** START OF Input for this task **

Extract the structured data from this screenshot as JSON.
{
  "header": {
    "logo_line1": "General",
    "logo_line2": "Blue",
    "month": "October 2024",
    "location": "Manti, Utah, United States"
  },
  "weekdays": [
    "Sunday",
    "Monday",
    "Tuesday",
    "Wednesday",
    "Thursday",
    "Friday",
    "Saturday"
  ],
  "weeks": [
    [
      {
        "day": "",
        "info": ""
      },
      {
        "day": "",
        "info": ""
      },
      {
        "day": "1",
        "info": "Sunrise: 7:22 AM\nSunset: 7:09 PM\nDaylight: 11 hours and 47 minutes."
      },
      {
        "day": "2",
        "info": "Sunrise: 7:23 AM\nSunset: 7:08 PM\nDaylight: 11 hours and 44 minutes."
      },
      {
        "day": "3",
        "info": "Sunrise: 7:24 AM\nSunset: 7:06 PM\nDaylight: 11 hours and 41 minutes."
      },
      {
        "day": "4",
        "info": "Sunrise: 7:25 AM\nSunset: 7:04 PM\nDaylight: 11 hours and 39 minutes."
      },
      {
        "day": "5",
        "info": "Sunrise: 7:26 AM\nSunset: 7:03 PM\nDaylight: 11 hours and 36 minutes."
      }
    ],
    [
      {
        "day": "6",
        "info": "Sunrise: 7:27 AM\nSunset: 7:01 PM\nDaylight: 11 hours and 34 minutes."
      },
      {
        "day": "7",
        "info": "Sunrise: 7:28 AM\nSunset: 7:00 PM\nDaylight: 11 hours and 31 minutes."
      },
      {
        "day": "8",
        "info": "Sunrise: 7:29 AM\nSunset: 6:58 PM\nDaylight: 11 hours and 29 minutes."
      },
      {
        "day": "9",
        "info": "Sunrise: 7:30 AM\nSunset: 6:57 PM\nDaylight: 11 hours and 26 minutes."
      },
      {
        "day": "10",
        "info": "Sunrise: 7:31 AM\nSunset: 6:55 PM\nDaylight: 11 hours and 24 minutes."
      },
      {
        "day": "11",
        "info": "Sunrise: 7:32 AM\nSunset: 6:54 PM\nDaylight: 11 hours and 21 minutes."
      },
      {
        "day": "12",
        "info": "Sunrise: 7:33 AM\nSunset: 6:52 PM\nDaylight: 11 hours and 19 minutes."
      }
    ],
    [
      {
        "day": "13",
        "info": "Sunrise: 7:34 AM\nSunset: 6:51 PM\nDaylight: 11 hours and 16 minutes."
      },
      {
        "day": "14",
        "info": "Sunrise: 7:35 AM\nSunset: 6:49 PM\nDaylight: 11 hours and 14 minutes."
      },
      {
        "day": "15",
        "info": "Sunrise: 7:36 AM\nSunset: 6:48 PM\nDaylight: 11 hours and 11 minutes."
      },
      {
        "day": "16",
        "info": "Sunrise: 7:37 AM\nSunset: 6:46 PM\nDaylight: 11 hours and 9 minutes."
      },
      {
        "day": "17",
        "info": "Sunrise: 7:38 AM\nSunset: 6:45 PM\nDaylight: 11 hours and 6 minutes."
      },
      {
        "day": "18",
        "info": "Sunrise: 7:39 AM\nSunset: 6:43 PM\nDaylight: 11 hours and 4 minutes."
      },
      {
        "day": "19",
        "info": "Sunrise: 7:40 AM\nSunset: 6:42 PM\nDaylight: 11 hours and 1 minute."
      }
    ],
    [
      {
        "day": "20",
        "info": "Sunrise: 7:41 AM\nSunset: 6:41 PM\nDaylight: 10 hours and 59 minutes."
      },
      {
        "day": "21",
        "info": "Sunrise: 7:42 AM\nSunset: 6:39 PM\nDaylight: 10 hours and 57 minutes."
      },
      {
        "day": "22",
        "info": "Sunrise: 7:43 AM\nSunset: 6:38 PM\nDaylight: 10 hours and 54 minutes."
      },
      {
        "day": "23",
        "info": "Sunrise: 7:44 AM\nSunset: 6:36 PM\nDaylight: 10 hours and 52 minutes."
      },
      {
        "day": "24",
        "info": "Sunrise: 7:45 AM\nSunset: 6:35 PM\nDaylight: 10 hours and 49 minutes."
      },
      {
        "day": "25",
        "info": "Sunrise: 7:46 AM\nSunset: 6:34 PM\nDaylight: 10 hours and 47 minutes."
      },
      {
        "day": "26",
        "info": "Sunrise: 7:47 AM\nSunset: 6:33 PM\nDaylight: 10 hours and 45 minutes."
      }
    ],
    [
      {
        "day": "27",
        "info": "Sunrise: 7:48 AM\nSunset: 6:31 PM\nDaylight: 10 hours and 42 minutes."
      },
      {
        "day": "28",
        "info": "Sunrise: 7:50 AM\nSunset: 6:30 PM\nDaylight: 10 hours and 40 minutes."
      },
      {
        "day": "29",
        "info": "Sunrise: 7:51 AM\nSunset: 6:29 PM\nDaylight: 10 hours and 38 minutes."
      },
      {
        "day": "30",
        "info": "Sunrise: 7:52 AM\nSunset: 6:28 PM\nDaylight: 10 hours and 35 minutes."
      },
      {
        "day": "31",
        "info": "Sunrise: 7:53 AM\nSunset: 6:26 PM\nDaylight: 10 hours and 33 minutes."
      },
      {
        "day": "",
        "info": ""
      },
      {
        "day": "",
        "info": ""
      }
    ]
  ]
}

** END OF Input for this task **

# [Problem to work on]
Go through the listing and print each line exactly as it appears.

# [Solution]
Extract the structured data from this screenshot as JSON.
{
  "header": {
    "logo_line1": "General",
    "logo_line2": "Blue",
    "month": "October 2024",
    "location": "Manti, Utah, United States"
  },
  "weekdays": [
    "Sunday",
    "Monday",
    "Tuesday",
    "Wednesday",
    "Thursday",
    "Friday",
    "Saturday"
  ],
  "weeks": [
    [
      {
        "day": "",
        "info": ""
      },
      {
        "day": "",
        "info": ""
      },
      {
        "day": "1",
        "info": "Sunrise: 7:22 AM\nSunset: 7:09 PM\nDaylight: 11 hours and 47 minutes."
      },
      {
        "day": "2",
        "info": "Sunrise: 7:23 AM\nSunset: 7:08 PM\nDaylight: 11 hours and 44 minutes."
      },
      {
        "day": "3",
        "info": "Sunrise: 7:24 AM\nSunset: 7:06 PM\nDaylight: 11 hours and 41 minutes."
      },
      {
        "day": "4",
        "info": "Sunrise: 7:25 AM\nSunset: 7:04 PM\nDaylight: 11 hours and 39 minutes."
      },
      {
        "day": "5",
        "info": "Sunrise: 7:26 AM\nSunset: 7:03 PM\nDaylight: 11 hours and 36 minutes."
      }
    ],
    [
      {
        "day": "6",
        "info": "Sunrise: 7:27 AM\nSunset: 7:01 PM\nDaylight: 11 hours and 34 minutes."
      },
      {
        "day": "7",
        "info": "Sunrise: 7:28 AM\nSunset: 7:00 PM\nDaylight: 11 hours and 31 minutes."
      },
      {
        "day": "8",
        "info": "Sunrise: 7:29 AM\nSunset: 6:58 PM\nDaylight: 11 hours and 29 minutes."
      },
      {
        "day": "9",
        "info": "Sunrise: 7:30 AM\nSunset: 6:57 PM\nDaylight: 11 hours and 26 minutes."
      },
      {
        "day": "10",
        "info": "Sunrise: 7:31 AM\nSunset: 6:55 PM\nDaylight: 11 hours and 24 minutes."
      },
      {
        "day": "11",
        "info": "Sunrise: 7:32 AM\nSunset: 6:54 PM\nDaylight: 11 hours and 21 minutes."
      },
      {
        "day": "12",
        "info": "Sunrise: 7:33 AM\nSunset: 6:52 PM\nDaylight: 11 hours and 19 minutes."
      }
    ],
    [
      {
        "day": "13",
        "info": "Sunrise: 7:34 AM\nSunset: 6:51 PM\nDaylight: 11 hours and 16 minutes."
      },
      {
        "day": "14",
        "info": "Sunrise: 7:35 AM\nSunset: 6:49 PM\nDaylight: 11 hours and 14 minutes."
      },
      {
        "day": "15",
        "info": "Sunrise: 7:36 AM\nSunset: 6:48 PM\nDaylight: 11 hours and 11 minutes."
      },
      {
        "day": "16",
        "info": "Sunrise: 7:37 AM\nSunset: 6:46 PM\nDaylight: 11 hours and 9 minutes."
      },
      {
        "day": "17",
        "info": "Sunrise: 7:38 AM\nSunset: 6:45 PM\nDaylight: 11 hours and 6 minutes."
      },
      {
        "day": "18",
        "info": "Sunrise: 7:39 AM\nSunset: 6:43 PM\nDaylight: 11 hours and 4 minutes."
      },
      {
        "day": "19",
        "info": "Sunrise: 7:40 AM\nSunset: 6:42 PM\nDaylight: 11 hours and 1 minute."
      }
    ],
    [
      {
        "day": "20",
        "info": "Sunrise: 7:41 AM\nSunset: 6:41 PM\nDaylight: 10 hours and 59 minutes."
      },
      {
        "day": "21",
        "info": "Sunrise: 7:42 AM\nSunset: 6:39 PM\nDaylight: 10 hours and 57 minutes."
      },
      {
        "day": "22",
        "info": "Sunrise: 7:43 AM\nSunset: 6:38 PM\nDaylight: 10 hours and 54 minutes."
      },
      {
        "day": "23",
        "info": "Sunrise: 7:44 AM\nSunset: 6:36 PM\nDaylight: 10 hours and 52 minutes."
      },
      {
        "day": "24",
        "info": "Sunrise: 7:45 AM\nSunset: 6:35 PM\nDaylight: 10 hours and 49 minutes."
      },
      {
        "day": "25",
        "info": "Sunrise: 7:46 AM\nSunset: 6:34 PM\nDaylight: 10 hours and 47 minutes."
      },
      {
        "day": "26",
        "info": "Sunrise: 7:47 AM\nSunset: 6:33 PM\nDaylight: 10 hours and 45 minutes."
      }
    ],
    [
      {
        "day": "27",
        "info": "Sunrise: 7:48 AM\nSunset: 6:31 PM\nDaylight: 10 hours and 42 minutes."
      },
      {
        "day": "28",
        "info": "Sunrise: 7:50 AM\nSunset: 6:30 PM\nDaylight: 10 hours and 40 minutes."
      },
      {
        "day": "29",
        "info": "Sunrise: 7:51 AM\nSunset: 6:29 PM\nDaylight: 10 hours and 38 minutes."
      },
      {
        "day": "30",
        "info": "Sunrise: 7:52 AM\nSunset: 6:28 PM\nDaylight: 10 hours and 35 minutes."
      },
      {
        "day": "31",
        "info": "Sunrise: 7:53 AM\nSunset: 6:26 PM\nDaylight: 10 hours and 33 minutes."
      },
      {
        "day": "",
        "info": ""
      },
      {
        "day": "",
        "info": ""
      }
    ]
  ]
}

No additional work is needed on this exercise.